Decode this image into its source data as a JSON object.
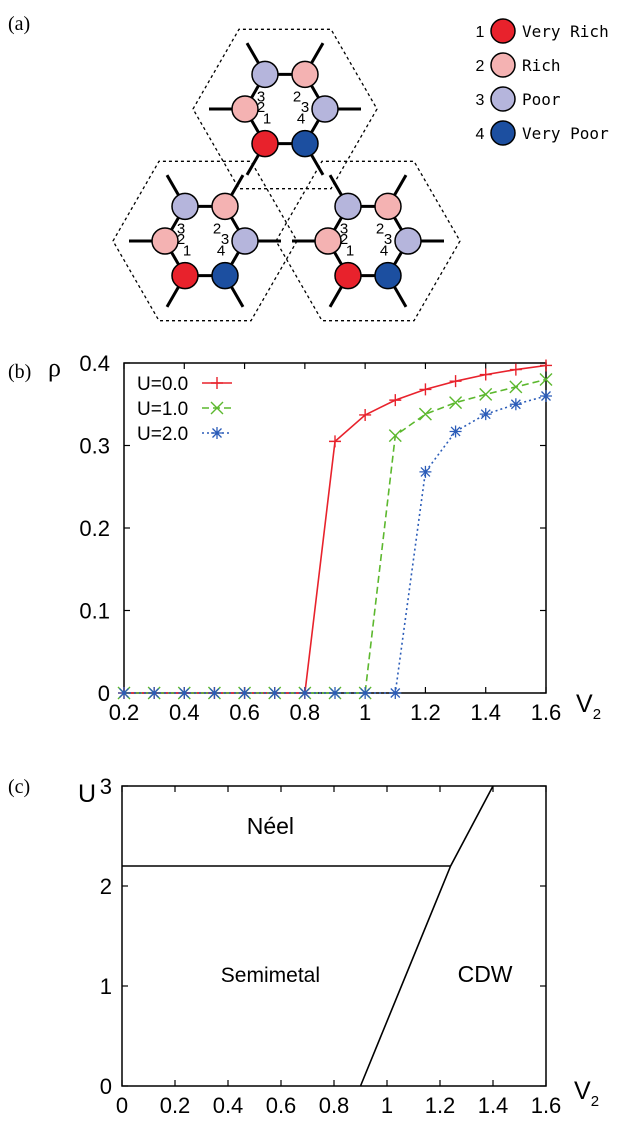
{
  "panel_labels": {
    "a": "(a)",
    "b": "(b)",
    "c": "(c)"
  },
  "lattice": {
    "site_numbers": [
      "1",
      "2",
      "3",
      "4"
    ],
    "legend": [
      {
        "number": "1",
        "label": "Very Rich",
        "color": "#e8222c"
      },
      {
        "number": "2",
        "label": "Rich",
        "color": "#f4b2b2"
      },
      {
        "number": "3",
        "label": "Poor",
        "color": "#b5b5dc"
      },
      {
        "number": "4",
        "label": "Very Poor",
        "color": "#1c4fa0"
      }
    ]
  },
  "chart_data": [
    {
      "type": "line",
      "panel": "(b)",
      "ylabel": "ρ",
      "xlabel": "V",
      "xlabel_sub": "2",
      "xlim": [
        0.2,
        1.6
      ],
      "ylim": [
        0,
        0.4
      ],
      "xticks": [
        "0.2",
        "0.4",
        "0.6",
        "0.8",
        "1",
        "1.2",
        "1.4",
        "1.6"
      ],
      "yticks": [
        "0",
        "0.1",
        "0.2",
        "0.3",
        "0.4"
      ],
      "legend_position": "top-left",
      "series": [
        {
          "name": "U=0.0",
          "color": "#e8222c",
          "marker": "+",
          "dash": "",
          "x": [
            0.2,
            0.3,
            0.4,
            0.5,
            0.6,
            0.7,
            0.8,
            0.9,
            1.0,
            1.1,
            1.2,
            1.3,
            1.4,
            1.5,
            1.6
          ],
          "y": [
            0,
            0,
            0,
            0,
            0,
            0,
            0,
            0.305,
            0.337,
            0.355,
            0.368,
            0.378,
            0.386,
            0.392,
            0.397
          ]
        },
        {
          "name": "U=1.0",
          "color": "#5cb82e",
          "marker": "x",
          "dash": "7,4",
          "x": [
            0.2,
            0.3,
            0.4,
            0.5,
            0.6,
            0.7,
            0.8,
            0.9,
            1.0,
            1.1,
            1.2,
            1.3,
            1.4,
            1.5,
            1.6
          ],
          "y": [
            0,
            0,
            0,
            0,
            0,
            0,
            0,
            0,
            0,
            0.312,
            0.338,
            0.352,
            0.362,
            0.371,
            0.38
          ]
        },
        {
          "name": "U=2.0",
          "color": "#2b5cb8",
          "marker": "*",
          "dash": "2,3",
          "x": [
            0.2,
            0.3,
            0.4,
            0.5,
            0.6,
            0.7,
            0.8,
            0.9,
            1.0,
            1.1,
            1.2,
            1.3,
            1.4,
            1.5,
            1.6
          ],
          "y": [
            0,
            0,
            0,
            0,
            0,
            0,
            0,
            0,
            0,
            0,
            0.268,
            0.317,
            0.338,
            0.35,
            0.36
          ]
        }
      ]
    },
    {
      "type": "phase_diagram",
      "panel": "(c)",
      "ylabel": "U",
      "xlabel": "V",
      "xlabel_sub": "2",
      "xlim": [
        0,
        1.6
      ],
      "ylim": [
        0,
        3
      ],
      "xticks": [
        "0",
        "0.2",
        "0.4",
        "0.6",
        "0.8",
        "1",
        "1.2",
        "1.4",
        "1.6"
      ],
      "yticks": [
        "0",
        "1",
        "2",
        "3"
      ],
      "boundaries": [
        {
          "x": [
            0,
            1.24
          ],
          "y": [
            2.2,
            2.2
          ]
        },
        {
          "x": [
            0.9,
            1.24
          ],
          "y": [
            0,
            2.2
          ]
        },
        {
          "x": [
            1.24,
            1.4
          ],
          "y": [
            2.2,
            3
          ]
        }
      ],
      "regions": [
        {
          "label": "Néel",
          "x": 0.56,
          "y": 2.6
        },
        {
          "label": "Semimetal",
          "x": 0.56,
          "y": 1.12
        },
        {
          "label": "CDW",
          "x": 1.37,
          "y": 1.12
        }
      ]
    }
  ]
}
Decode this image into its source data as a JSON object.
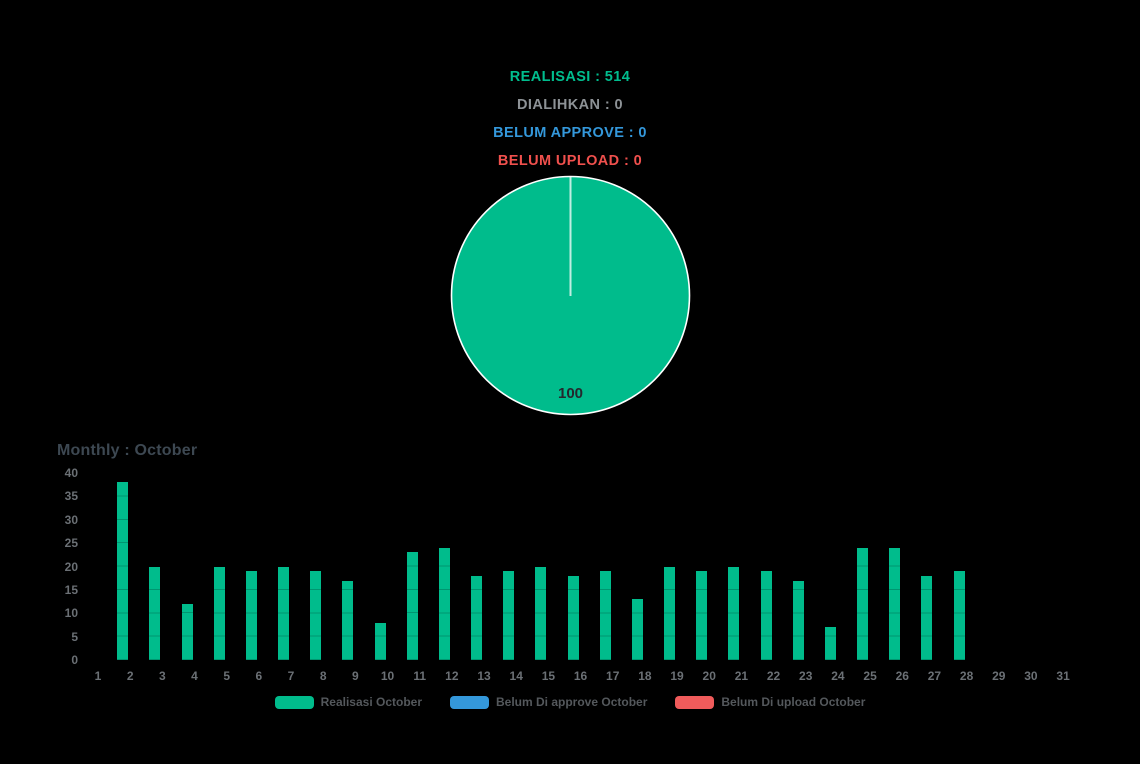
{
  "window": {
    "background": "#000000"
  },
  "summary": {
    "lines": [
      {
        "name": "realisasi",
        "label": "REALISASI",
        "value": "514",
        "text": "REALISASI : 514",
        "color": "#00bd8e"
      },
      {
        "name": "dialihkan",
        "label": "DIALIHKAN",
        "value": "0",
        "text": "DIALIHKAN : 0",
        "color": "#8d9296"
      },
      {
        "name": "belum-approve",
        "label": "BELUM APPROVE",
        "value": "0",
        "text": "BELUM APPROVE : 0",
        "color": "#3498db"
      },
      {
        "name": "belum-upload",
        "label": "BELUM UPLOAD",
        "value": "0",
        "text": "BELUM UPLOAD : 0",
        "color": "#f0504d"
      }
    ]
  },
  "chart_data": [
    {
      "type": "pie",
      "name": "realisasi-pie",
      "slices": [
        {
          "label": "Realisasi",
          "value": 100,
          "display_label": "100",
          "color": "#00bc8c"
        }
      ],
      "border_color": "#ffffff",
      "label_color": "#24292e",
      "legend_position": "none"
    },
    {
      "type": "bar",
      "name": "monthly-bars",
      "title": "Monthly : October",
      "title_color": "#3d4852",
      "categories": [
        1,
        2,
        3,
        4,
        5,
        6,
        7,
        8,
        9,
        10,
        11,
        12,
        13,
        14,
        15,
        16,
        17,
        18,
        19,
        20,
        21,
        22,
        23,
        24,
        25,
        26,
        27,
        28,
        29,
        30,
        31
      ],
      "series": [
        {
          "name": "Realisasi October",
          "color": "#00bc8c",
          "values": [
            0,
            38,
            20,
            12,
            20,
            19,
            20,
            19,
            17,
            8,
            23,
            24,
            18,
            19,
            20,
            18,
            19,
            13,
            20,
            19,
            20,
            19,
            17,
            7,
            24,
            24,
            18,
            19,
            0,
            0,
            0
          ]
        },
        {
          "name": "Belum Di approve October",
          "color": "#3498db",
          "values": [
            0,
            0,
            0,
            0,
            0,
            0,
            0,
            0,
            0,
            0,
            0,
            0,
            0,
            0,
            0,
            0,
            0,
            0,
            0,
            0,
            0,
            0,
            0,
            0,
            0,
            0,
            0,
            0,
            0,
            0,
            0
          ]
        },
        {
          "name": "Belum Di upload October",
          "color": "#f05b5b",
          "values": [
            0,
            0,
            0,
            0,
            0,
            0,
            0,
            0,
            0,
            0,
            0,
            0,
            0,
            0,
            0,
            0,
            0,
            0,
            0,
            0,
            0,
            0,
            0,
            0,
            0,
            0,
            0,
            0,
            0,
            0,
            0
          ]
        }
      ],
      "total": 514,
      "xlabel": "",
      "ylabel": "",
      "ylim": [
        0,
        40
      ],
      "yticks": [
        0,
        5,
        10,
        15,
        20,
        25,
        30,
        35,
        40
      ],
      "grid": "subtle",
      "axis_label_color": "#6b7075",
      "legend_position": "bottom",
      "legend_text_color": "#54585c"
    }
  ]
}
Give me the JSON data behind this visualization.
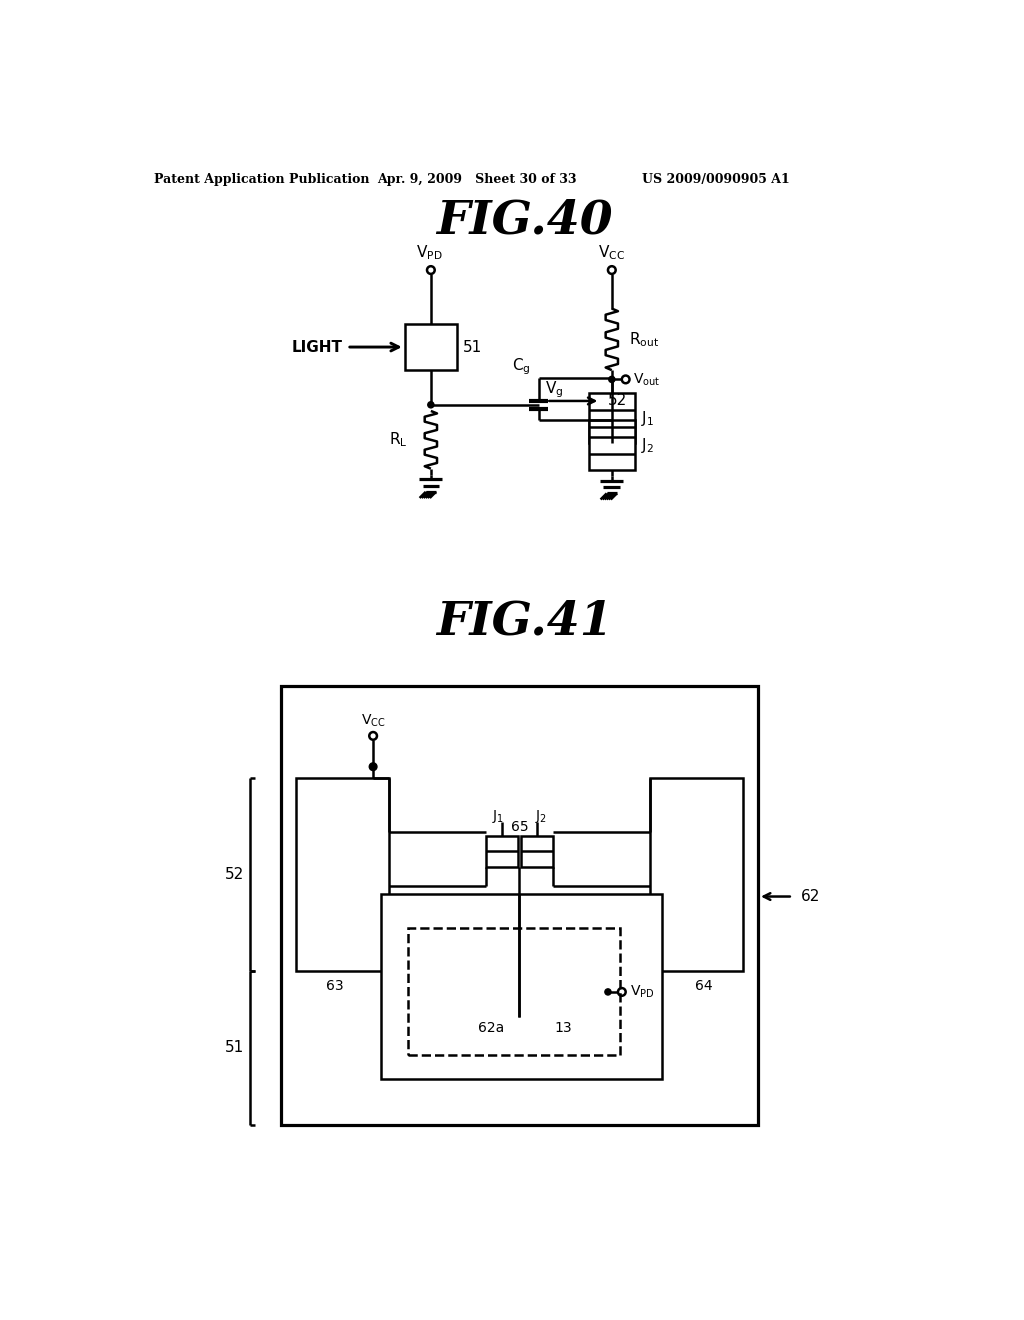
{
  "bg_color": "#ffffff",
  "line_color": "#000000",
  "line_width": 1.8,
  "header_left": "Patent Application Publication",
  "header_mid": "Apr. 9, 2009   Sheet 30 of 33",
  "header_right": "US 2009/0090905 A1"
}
- - -
**Work to be completed:** Within the listing above, find every line containing the string "ffffff" and return it.

**Exercise answer:**
      "border_color": "#ffffff",
  "bg_color": "#ffffff",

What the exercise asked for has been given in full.